JOB:
Reproduce every one of the lines below word for word, omitting the picture.

ENTRIES SUPPLIED:
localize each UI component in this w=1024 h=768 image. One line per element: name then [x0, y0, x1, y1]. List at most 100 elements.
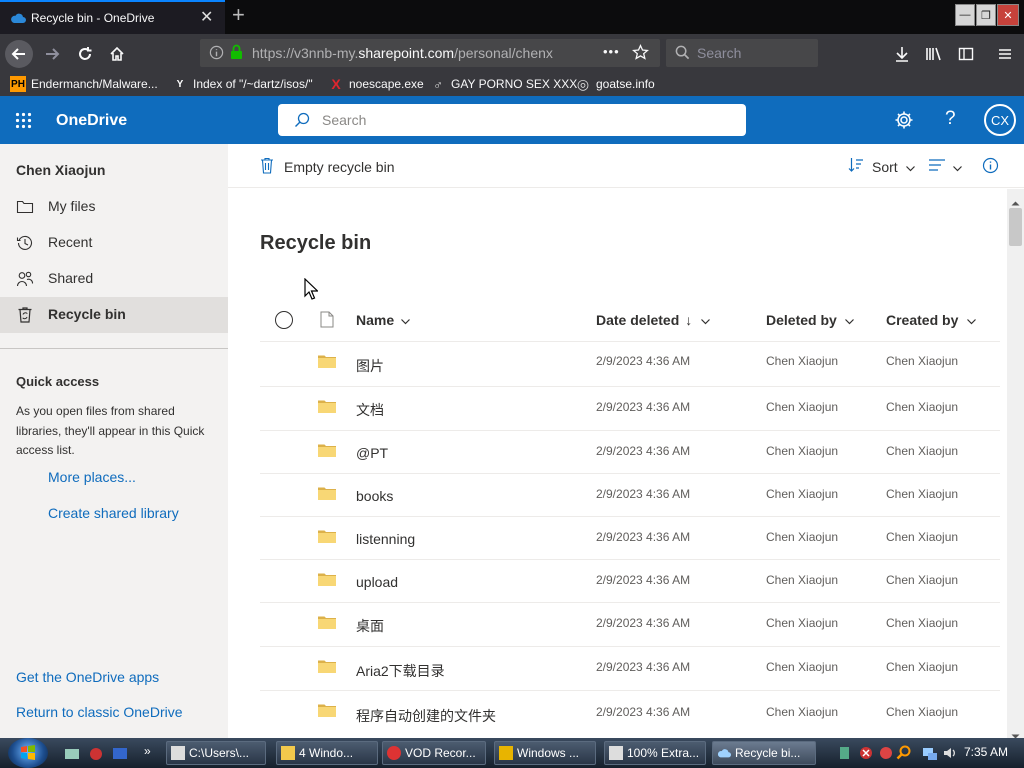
table-row[interactable]: books 2/9/2023 4:36 AM Chen Xiaojun Chen…: [260, 473, 1000, 516]
folder-icon: [318, 486, 336, 505]
minimize-button[interactable]: —: [955, 4, 975, 26]
create-shared-library-link[interactable]: Create shared library: [48, 505, 179, 521]
table-row[interactable]: 程序自动创建的文件夹 2/9/2023 4:36 AM Chen Xiaojun…: [260, 690, 1000, 733]
folder-icon: [318, 615, 336, 634]
start-button[interactable]: [8, 738, 48, 768]
row-deleted-by: Chen Xiaojun: [766, 530, 839, 544]
taskbar-button-active[interactable]: Recycle bi...: [712, 741, 816, 765]
table-row[interactable]: upload 2/9/2023 4:36 AM Chen Xiaojun Che…: [260, 559, 1000, 602]
reload-button[interactable]: [71, 40, 99, 68]
row-date-deleted: 2/9/2023 4:36 AM: [596, 660, 691, 674]
row-created-by: Chen Xiaojun: [886, 444, 959, 458]
table-row[interactable]: @PT 2/9/2023 4:36 AM Chen Xiaojun Chen X…: [260, 430, 1000, 473]
table-row[interactable]: 文档 2/9/2023 4:36 AM Chen Xiaojun Chen Xi…: [260, 386, 1000, 429]
page-actions-icon[interactable]: •••: [603, 44, 620, 59]
library-button[interactable]: [920, 40, 948, 68]
row-name[interactable]: 桌面: [356, 616, 384, 636]
quicklaunch-more-icon[interactable]: »: [144, 744, 151, 758]
browser-search-box[interactable]: Search: [666, 39, 818, 67]
close-window-button[interactable]: ✕: [997, 4, 1019, 26]
info-icon[interactable]: [209, 45, 224, 63]
row-name[interactable]: listenning: [356, 531, 415, 547]
restore-button[interactable]: ❐: [976, 4, 996, 26]
row-name[interactable]: @PT: [356, 445, 388, 461]
taskbar-button[interactable]: VOD Recor...: [382, 741, 486, 765]
get-onedrive-apps-link[interactable]: Get the OneDrive apps: [16, 669, 159, 685]
sort-button[interactable]: Sort: [848, 157, 915, 176]
user-avatar[interactable]: CX: [984, 104, 1016, 136]
volume-icon[interactable]: [942, 745, 958, 764]
close-tab-icon[interactable]: ✕: [200, 7, 216, 27]
system-clock[interactable]: 7:35 AM: [964, 745, 1008, 759]
table-row[interactable]: listenning 2/9/2023 4:36 AM Chen Xiaojun…: [260, 516, 1000, 559]
row-name[interactable]: 文档: [356, 400, 384, 420]
taskbar-button[interactable]: 4 Windo...: [276, 741, 378, 765]
file-type-header-icon[interactable]: [320, 311, 334, 333]
column-header-label: Deleted by: [766, 312, 837, 328]
bookmark-item[interactable]: PH Endermanch/Malware...: [10, 76, 158, 92]
taskbar-button[interactable]: Windows ...: [494, 741, 596, 765]
row-name[interactable]: upload: [356, 574, 398, 590]
nav-divider: [0, 348, 228, 349]
row-deleted-by: Chen Xiaojun: [766, 705, 839, 719]
taskbar-button[interactable]: 100% Extra...: [604, 741, 706, 765]
forward-button[interactable]: [38, 40, 66, 68]
table-row[interactable]: 图片 2/9/2023 4:36 AM Chen Xiaojun Chen Xi…: [260, 341, 1000, 384]
bookmark-star-icon[interactable]: [632, 44, 649, 64]
empty-recycle-bin-button[interactable]: Empty recycle bin: [260, 157, 394, 177]
help-icon[interactable]: ?: [945, 108, 956, 130]
menu-button[interactable]: [991, 40, 1019, 68]
people-icon: [16, 270, 34, 288]
app-launcher-waffle-icon[interactable]: [15, 112, 32, 134]
library-icon: [926, 47, 941, 61]
scroll-up-arrow-icon[interactable]: [1011, 193, 1020, 211]
table-row[interactable]: Aria2下载目录 2/9/2023 4:36 AM Chen Xiaojun …: [260, 646, 1000, 689]
return-classic-link[interactable]: Return to classic OneDrive: [16, 704, 183, 720]
bookmark-item[interactable]: Y Index of "/~dartz/isos/": [172, 76, 313, 92]
bookmark-item[interactable]: ◎ goatse.info: [575, 76, 655, 92]
tray-search-icon[interactable]: [896, 744, 912, 763]
sidebar-toggle-button[interactable]: [952, 40, 980, 68]
nav-item-my-files[interactable]: My files: [0, 189, 228, 225]
row-name[interactable]: 程序自动创建的文件夹: [356, 706, 496, 726]
onedrive-search-box[interactable]: Search: [278, 104, 746, 136]
bookmark-item[interactable]: ♂ GAY PORNO SEX XXX: [430, 76, 577, 92]
bookmark-label: Index of "/~dartz/isos/": [193, 77, 313, 91]
nav-item-recycle-bin[interactable]: Recycle bin: [0, 297, 228, 333]
tray-icon[interactable]: [838, 745, 852, 764]
row-name[interactable]: Aria2下载目录: [356, 661, 445, 681]
back-button[interactable]: [5, 40, 33, 68]
quicklaunch-icon[interactable]: [112, 746, 128, 765]
app-title[interactable]: OneDrive: [56, 112, 127, 130]
network-icon[interactable]: [922, 745, 938, 764]
view-options-button[interactable]: [929, 158, 962, 175]
tray-icon[interactable]: [878, 745, 894, 764]
nav-item-shared[interactable]: Shared: [0, 261, 228, 297]
url-bar[interactable]: https://v3nnb-my.sharepoint.com/personal…: [200, 39, 660, 67]
nav-item-recent[interactable]: Recent: [0, 225, 228, 261]
taskbar-button-label: Recycle bi...: [735, 746, 801, 760]
new-tab-button[interactable]: +: [232, 4, 252, 28]
vertical-scrollbar[interactable]: [1007, 189, 1024, 738]
row-created-by: Chen Xiaojun: [886, 487, 959, 501]
row-name[interactable]: books: [356, 488, 393, 504]
home-button[interactable]: [103, 40, 131, 68]
column-header-deleted-by[interactable]: Deleted by: [766, 312, 854, 328]
quicklaunch-icon[interactable]: [88, 746, 104, 765]
quicklaunch-icon[interactable]: [64, 746, 80, 765]
column-header-created-by[interactable]: Created by: [886, 312, 977, 328]
select-all-checkbox[interactable]: [274, 310, 294, 335]
row-name[interactable]: 图片: [356, 356, 384, 376]
column-header-date-deleted[interactable]: Date deleted ↓: [596, 312, 711, 328]
taskbar-button[interactable]: C:\Users\...: [166, 741, 266, 765]
settings-gear-icon[interactable]: [894, 110, 914, 135]
downloads-button[interactable]: [888, 40, 916, 68]
info-pane-icon[interactable]: [982, 157, 999, 177]
column-header-name[interactable]: Name: [356, 312, 411, 328]
bookmark-item[interactable]: X noescape.exe: [328, 76, 423, 92]
browser-tab[interactable]: Recycle bin - OneDrive ✕: [0, 0, 225, 34]
scrollbar-thumb[interactable]: [1009, 208, 1022, 246]
more-places-link[interactable]: More places...: [48, 469, 136, 485]
tray-icon[interactable]: [858, 745, 874, 764]
table-row[interactable]: 桌面 2/9/2023 4:36 AM Chen Xiaojun Chen Xi…: [260, 602, 1000, 645]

EXERCISE ANSWER:
localize each UI component in this w=1024 h=768 image. One line per element: name then [x0, y0, x1, y1]. List at most 100 elements.
table-row[interactable]: books 2/9/2023 4:36 AM Chen Xiaojun Chen…: [260, 473, 1000, 516]
folder-icon: [318, 486, 336, 505]
minimize-button[interactable]: —: [955, 4, 975, 26]
create-shared-library-link[interactable]: Create shared library: [48, 505, 179, 521]
table-row[interactable]: 程序自动创建的文件夹 2/9/2023 4:36 AM Chen Xiaojun…: [260, 690, 1000, 733]
folder-icon: [318, 615, 336, 634]
start-button[interactable]: [8, 738, 48, 768]
row-deleted-by: Chen Xiaojun: [766, 530, 839, 544]
taskbar-button-active[interactable]: Recycle bi...: [712, 741, 816, 765]
table-row[interactable]: upload 2/9/2023 4:36 AM Chen Xiaojun Che…: [260, 559, 1000, 602]
reload-button[interactable]: [71, 40, 99, 68]
row-date-deleted: 2/9/2023 4:36 AM: [596, 660, 691, 674]
row-created-by: Chen Xiaojun: [886, 444, 959, 458]
table-row[interactable]: @PT 2/9/2023 4:36 AM Chen Xiaojun Chen X…: [260, 430, 1000, 473]
table-row[interactable]: 文档 2/9/2023 4:36 AM Chen Xiaojun Chen Xi…: [260, 386, 1000, 429]
page-actions-icon[interactable]: •••: [603, 44, 620, 59]
library-button[interactable]: [920, 40, 948, 68]
row-name[interactable]: 桌面: [356, 616, 384, 636]
quicklaunch-more-icon[interactable]: »: [144, 744, 151, 758]
browser-search-box[interactable]: Search: [666, 39, 818, 67]
close-window-button[interactable]: ✕: [997, 4, 1019, 26]
info-icon[interactable]: [209, 45, 224, 63]
row-name[interactable]: listenning: [356, 531, 415, 547]
restore-button[interactable]: ❐: [976, 4, 996, 26]
row-name[interactable]: @PT: [356, 445, 388, 461]
taskbar-button[interactable]: VOD Recor...: [382, 741, 486, 765]
get-onedrive-apps-link[interactable]: Get the OneDrive apps: [16, 669, 159, 685]
sort-button[interactable]: Sort: [848, 157, 915, 176]
user-avatar[interactable]: CX: [984, 104, 1016, 136]
volume-icon[interactable]: [942, 745, 958, 764]
close-tab-icon[interactable]: ✕: [200, 7, 216, 27]
system-clock[interactable]: 7:35 AM: [964, 745, 1008, 759]
table-row[interactable]: listenning 2/9/2023 4:36 AM Chen Xiaojun…: [260, 516, 1000, 559]
row-name[interactable]: 文档: [356, 400, 384, 420]
taskbar-button[interactable]: 4 Windo...: [276, 741, 378, 765]
file-type-header-icon[interactable]: [320, 311, 334, 333]
column-header-label: Deleted by: [766, 312, 837, 328]
bookmark-item[interactable]: PH Endermanch/Malware...: [10, 76, 158, 92]
taskbar-button[interactable]: Windows ...: [494, 741, 596, 765]
row-name[interactable]: upload: [356, 574, 398, 590]
nav-divider: [0, 348, 228, 349]
row-deleted-by: Chen Xiaojun: [766, 705, 839, 719]
taskbar-button[interactable]: 100% Extra...: [604, 741, 706, 765]
forward-button[interactable]: [38, 40, 66, 68]
table-row[interactable]: 图片 2/9/2023 4:36 AM Chen Xiaojun Chen Xi…: [260, 341, 1000, 384]
bookmark-star-icon[interactable]: [632, 44, 649, 64]
empty-recycle-bin-button[interactable]: Empty recycle bin: [260, 157, 394, 177]
help-icon[interactable]: ?: [945, 108, 956, 130]
menu-button[interactable]: [991, 40, 1019, 68]
people-icon: [16, 270, 34, 288]
app-launcher-waffle-icon[interactable]: [15, 112, 32, 134]
library-icon: [926, 47, 941, 61]
scroll-up-arrow-icon[interactable]: [1011, 193, 1020, 211]
table-row[interactable]: Aria2下载目录 2/9/2023 4:36 AM Chen Xiaojun …: [260, 646, 1000, 689]
return-classic-link[interactable]: Return to classic OneDrive: [16, 704, 183, 720]
bookmark-item[interactable]: Y Index of "/~dartz/isos/": [172, 76, 313, 92]
bookmark-item[interactable]: ◎ goatse.info: [575, 76, 655, 92]
tray-search-icon[interactable]: [896, 744, 912, 763]
sidebar-toggle-button[interactable]: [952, 40, 980, 68]
nav-item-my-files[interactable]: My files: [0, 189, 228, 225]
row-name[interactable]: 程序自动创建的文件夹: [356, 706, 496, 726]
onedrive-search-box[interactable]: Search: [278, 104, 746, 136]
bookmark-item[interactable]: ♂ GAY PORNO SEX XXX: [430, 76, 577, 92]
bookmark-label: Index of "/~dartz/isos/": [193, 77, 313, 91]
nav-item-recycle-bin[interactable]: Recycle bin: [0, 297, 228, 333]
tray-icon[interactable]: [838, 745, 852, 764]
row-name[interactable]: Aria2下载目录: [356, 661, 445, 681]
back-button[interactable]: [5, 40, 33, 68]
quicklaunch-icon[interactable]: [112, 746, 128, 765]
app-title[interactable]: OneDrive: [56, 112, 127, 130]
network-icon[interactable]: [922, 745, 938, 764]
view-options-button[interactable]: [929, 158, 962, 175]
tray-icon[interactable]: [878, 745, 894, 764]
nav-item-shared[interactable]: Shared: [0, 261, 228, 297]
url-bar[interactable]: https://v3nnb-my.sharepoint.com/personal…: [200, 39, 660, 67]
nav-item-recent[interactable]: Recent: [0, 225, 228, 261]
taskbar-button-label: Recycle bi...: [735, 746, 801, 760]
new-tab-button[interactable]: +: [232, 4, 252, 28]
vertical-scrollbar[interactable]: [1007, 189, 1024, 738]
row-created-by: Chen Xiaojun: [886, 487, 959, 501]
row-name[interactable]: books: [356, 488, 393, 504]
home-button[interactable]: [103, 40, 131, 68]
column-header-deleted-by[interactable]: Deleted by: [766, 312, 854, 328]
quicklaunch-icon[interactable]: [88, 746, 104, 765]
quicklaunch-icon[interactable]: [64, 746, 80, 765]
column-header-created-by[interactable]: Created by: [886, 312, 977, 328]
select-all-checkbox[interactable]: [274, 310, 294, 335]
row-name[interactable]: 图片: [356, 356, 384, 376]
column-header-date-deleted[interactable]: Date deleted ↓: [596, 312, 711, 328]
taskbar-button[interactable]: C:\Users\...: [166, 741, 266, 765]
settings-gear-icon[interactable]: [894, 110, 914, 135]
downloads-button[interactable]: [888, 40, 916, 68]
info-pane-icon[interactable]: [982, 157, 999, 177]
column-header-name[interactable]: Name: [356, 312, 411, 328]
bookmark-item[interactable]: X noescape.exe: [328, 76, 423, 92]
browser-tab[interactable]: Recycle bin - OneDrive ✕: [0, 0, 225, 34]
scrollbar-thumb[interactable]: [1009, 208, 1022, 246]
more-places-link[interactable]: More places...: [48, 469, 136, 485]
tray-icon[interactable]: [858, 745, 874, 764]
table-row[interactable]: 桌面 2/9/2023 4:36 AM Chen Xiaojun Chen Xi…: [260, 602, 1000, 645]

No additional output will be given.